#### Task statement
Quote the listing below in its entirety.

#### Supplied data

# # # # #

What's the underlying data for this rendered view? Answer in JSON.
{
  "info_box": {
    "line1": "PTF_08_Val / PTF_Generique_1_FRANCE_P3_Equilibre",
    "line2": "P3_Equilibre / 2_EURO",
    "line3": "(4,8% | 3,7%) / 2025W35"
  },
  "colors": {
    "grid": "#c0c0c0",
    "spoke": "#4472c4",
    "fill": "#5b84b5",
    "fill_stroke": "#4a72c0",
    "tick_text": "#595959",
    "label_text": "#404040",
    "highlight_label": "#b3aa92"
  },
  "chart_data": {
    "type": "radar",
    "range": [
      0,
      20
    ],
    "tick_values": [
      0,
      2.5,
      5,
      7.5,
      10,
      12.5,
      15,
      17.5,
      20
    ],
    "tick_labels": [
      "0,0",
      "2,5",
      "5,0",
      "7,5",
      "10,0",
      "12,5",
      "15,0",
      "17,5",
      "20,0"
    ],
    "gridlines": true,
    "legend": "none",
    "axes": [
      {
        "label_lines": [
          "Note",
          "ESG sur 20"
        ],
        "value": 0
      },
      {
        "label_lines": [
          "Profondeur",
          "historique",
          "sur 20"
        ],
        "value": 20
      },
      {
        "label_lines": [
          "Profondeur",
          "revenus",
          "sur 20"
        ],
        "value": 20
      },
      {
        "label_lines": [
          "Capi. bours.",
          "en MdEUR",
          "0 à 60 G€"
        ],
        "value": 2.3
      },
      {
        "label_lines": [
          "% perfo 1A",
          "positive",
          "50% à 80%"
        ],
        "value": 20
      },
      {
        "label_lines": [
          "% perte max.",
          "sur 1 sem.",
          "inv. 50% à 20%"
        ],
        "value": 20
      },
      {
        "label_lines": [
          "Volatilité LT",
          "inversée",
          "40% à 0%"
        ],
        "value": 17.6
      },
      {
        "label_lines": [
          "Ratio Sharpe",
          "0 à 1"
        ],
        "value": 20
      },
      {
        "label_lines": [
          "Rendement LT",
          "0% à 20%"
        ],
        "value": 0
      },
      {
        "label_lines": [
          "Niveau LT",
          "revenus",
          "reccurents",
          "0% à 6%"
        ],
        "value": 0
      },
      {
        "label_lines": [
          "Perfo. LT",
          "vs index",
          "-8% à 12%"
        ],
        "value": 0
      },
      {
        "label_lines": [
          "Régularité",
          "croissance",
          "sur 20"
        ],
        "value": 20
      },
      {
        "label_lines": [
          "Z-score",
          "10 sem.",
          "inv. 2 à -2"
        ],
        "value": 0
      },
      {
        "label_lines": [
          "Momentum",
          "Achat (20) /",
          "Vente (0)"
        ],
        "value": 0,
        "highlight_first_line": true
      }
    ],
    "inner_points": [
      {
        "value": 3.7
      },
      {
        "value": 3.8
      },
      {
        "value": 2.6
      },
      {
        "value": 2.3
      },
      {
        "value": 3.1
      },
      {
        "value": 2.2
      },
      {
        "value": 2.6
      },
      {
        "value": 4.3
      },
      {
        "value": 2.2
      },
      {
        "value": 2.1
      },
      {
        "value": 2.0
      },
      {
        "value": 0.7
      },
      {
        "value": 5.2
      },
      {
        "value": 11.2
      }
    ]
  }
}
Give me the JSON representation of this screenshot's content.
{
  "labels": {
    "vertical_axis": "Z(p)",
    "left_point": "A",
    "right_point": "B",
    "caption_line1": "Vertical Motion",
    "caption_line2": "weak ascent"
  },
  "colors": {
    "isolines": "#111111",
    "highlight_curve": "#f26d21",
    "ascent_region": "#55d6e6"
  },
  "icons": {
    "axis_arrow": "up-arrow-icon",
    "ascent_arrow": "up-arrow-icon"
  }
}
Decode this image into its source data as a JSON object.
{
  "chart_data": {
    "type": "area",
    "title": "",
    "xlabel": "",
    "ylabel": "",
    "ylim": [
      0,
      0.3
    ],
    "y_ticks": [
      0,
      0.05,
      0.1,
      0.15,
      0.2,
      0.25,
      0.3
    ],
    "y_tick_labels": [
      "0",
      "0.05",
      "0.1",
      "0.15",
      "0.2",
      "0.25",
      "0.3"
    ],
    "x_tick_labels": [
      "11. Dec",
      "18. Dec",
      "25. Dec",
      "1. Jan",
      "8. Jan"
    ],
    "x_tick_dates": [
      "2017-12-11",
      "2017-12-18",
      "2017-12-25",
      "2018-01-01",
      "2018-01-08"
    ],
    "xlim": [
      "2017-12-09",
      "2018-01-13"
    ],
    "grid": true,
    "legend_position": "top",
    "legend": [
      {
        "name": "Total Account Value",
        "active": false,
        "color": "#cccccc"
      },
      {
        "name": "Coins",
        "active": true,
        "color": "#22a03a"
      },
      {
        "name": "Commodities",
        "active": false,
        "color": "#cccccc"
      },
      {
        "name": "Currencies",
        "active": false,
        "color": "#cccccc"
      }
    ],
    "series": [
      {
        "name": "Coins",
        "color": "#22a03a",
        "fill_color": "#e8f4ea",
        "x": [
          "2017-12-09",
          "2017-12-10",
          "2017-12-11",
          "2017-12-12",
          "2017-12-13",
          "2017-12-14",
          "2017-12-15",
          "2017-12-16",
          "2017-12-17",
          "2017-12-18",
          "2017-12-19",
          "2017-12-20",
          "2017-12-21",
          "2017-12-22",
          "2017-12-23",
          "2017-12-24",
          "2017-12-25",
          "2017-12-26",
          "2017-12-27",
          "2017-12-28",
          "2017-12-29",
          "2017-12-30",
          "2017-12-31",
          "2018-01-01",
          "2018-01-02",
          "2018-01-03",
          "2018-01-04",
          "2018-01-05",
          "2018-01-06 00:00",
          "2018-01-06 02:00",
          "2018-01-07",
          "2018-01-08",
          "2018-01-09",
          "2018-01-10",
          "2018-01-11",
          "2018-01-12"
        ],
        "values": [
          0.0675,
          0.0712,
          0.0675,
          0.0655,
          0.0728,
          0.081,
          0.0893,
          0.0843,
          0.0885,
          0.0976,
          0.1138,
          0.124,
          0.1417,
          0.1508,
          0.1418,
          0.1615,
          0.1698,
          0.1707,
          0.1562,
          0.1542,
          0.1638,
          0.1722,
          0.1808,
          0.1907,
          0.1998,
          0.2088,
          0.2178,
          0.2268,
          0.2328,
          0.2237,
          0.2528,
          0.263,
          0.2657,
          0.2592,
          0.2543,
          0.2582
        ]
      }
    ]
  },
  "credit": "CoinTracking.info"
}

# # # # #

#### Written response
What's the underlying data for this rendered view? Answer in JSON.
{
  "info_box": {
    "line1": "PTF_08_Val / PTF_Generique_1_FRANCE_P3_Equilibre",
    "line2": "P3_Equilibre / 2_EURO",
    "line3": "(4,8% | 3,7%) / 2025W35"
  },
  "colors": {
    "grid": "#c0c0c0",
    "spoke": "#4472c4",
    "fill": "#5b84b5",
    "fill_stroke": "#4a72c0",
    "tick_text": "#595959",
    "label_text": "#404040",
    "highlight_label": "#b3aa92"
  },
  "chart_data": {
    "type": "radar",
    "range": [
      0,
      20
    ],
    "tick_values": [
      0,
      2.5,
      5,
      7.5,
      10,
      12.5,
      15,
      17.5,
      20
    ],
    "tick_labels": [
      "0,0",
      "2,5",
      "5,0",
      "7,5",
      "10,0",
      "12,5",
      "15,0",
      "17,5",
      "20,0"
    ],
    "gridlines": true,
    "legend": "none",
    "axes": [
      {
        "label_lines": [
          "Note",
          "ESG sur 20"
        ],
        "value": 0
      },
      {
        "label_lines": [
          "Profondeur",
          "historique",
          "sur 20"
        ],
        "value": 20
      },
      {
        "label_lines": [
          "Profondeur",
          "revenus",
          "sur 20"
        ],
        "value": 20
      },
      {
        "label_lines": [
          "Capi. bours.",
          "en MdEUR",
          "0 à 60 G€"
        ],
        "value": 2.3
      },
      {
        "label_lines": [
          "% perfo 1A",
          "positive",
          "50% à 80%"
        ],
        "value": 20
      },
      {
        "label_lines": [
          "% perte max.",
          "sur 1 sem.",
          "inv. 50% à 20%"
        ],
        "value": 20
      },
      {
        "label_lines": [
          "Volatilité LT",
          "inversée",
          "40% à 0%"
        ],
        "value": 17.6
      },
      {
        "label_lines": [
          "Ratio Sharpe",
          "0 à 1"
        ],
        "value": 20
      },
      {
        "label_lines": [
          "Rendement LT",
          "0% à 20%"
        ],
        "value": 0
      },
      {
        "label_lines": [
          "Niveau LT",
          "revenus",
          "reccurents",
          "0% à 6%"
        ],
        "value": 0
      },
      {
        "label_lines": [
          "Perfo. LT",
          "vs index",
          "-8% à 12%"
        ],
        "value": 0
      },
      {
        "label_lines": [
          "Régularité",
          "croissance",
          "sur 20"
        ],
        "value": 20
      },
      {
        "label_lines": [
          "Z-score",
          "10 sem.",
          "inv. 2 à -2"
        ],
        "value": 0
      },
      {
        "label_lines": [
          "Momentum",
          "Achat (20) /",
          "Vente (0)"
        ],
        "value": 0,
        "highlight_first_line": true
      }
    ],
    "inner_points": [
      {
        "value": 3.7
      },
      {
        "value": 3.8
      },
      {
        "value": 2.6
      },
      {
        "value": 2.3
      },
      {
        "value": 3.1
      },
      {
        "value": 2.2
      },
      {
        "value": 2.6
      },
      {
        "value": 4.3
      },
      {
        "value": 2.2
      },
      {
        "value": 2.1
      },
      {
        "value": 2.0
      },
      {
        "value": 0.7
      },
      {
        "value": 5.2
      },
      {
        "value": 11.2
      }
    ]
  }
}
Give me the JSON representation of this screenshot's content.
{
  "labels": {
    "vertical_axis": "Z(p)",
    "left_point": "A",
    "right_point": "B",
    "caption_line1": "Vertical Motion",
    "caption_line2": "weak ascent"
  },
  "colors": {
    "isolines": "#111111",
    "highlight_curve": "#f26d21",
    "ascent_region": "#55d6e6"
  },
  "icons": {
    "axis_arrow": "up-arrow-icon",
    "ascent_arrow": "up-arrow-icon"
  }
}
Decode this image into its source data as a JSON object.
{
  "chart_data": {
    "type": "area",
    "title": "",
    "xlabel": "",
    "ylabel": "",
    "ylim": [
      0,
      0.3
    ],
    "y_ticks": [
      0,
      0.05,
      0.1,
      0.15,
      0.2,
      0.25,
      0.3
    ],
    "y_tick_labels": [
      "0",
      "0.05",
      "0.1",
      "0.15",
      "0.2",
      "0.25",
      "0.3"
    ],
    "x_tick_labels": [
      "11. Dec",
      "18. Dec",
      "25. Dec",
      "1. Jan",
      "8. Jan"
    ],
    "x_tick_dates": [
      "2017-12-11",
      "2017-12-18",
      "2017-12-25",
      "2018-01-01",
      "2018-01-08"
    ],
    "xlim": [
      "2017-12-09",
      "2018-01-13"
    ],
    "grid": true,
    "legend_position": "top",
    "legend": [
      {
        "name": "Total Account Value",
        "active": false,
        "color": "#cccccc"
      },
      {
        "name": "Coins",
        "active": true,
        "color": "#22a03a"
      },
      {
        "name": "Commodities",
        "active": false,
        "color": "#cccccc"
      },
      {
        "name": "Currencies",
        "active": false,
        "color": "#cccccc"
      }
    ],
    "series": [
      {
        "name": "Coins",
        "color": "#22a03a",
        "fill_color": "#e8f4ea",
        "x": [
          "2017-12-09",
          "2017-12-10",
          "2017-12-11",
          "2017-12-12",
          "2017-12-13",
          "2017-12-14",
          "2017-12-15",
          "2017-12-16",
          "2017-12-17",
          "2017-12-18",
          "2017-12-19",
          "2017-12-20",
          "2017-12-21",
          "2017-12-22",
          "2017-12-23",
          "2017-12-24",
          "2017-12-25",
          "2017-12-26",
          "2017-12-27",
          "2017-12-28",
          "2017-12-29",
          "2017-12-30",
          "2017-12-31",
          "2018-01-01",
          "2018-01-02",
          "2018-01-03",
          "2018-01-04",
          "2018-01-05",
          "2018-01-06 00:00",
          "2018-01-06 02:00",
          "2018-01-07",
          "2018-01-08",
          "2018-01-09",
          "2018-01-10",
          "2018-01-11",
          "2018-01-12"
        ],
        "values": [
          0.0675,
          0.0712,
          0.0675,
          0.0655,
          0.0728,
          0.081,
          0.0893,
          0.0843,
          0.0885,
          0.0976,
          0.1138,
          0.124,
          0.1417,
          0.1508,
          0.1418,
          0.1615,
          0.1698,
          0.1707,
          0.1562,
          0.1542,
          0.1638,
          0.1722,
          0.1808,
          0.1907,
          0.1998,
          0.2088,
          0.2178,
          0.2268,
          0.2328,
          0.2237,
          0.2528,
          0.263,
          0.2657,
          0.2592,
          0.2543,
          0.2582
        ]
      }
    ]
  },
  "credit": "CoinTracking.info"
}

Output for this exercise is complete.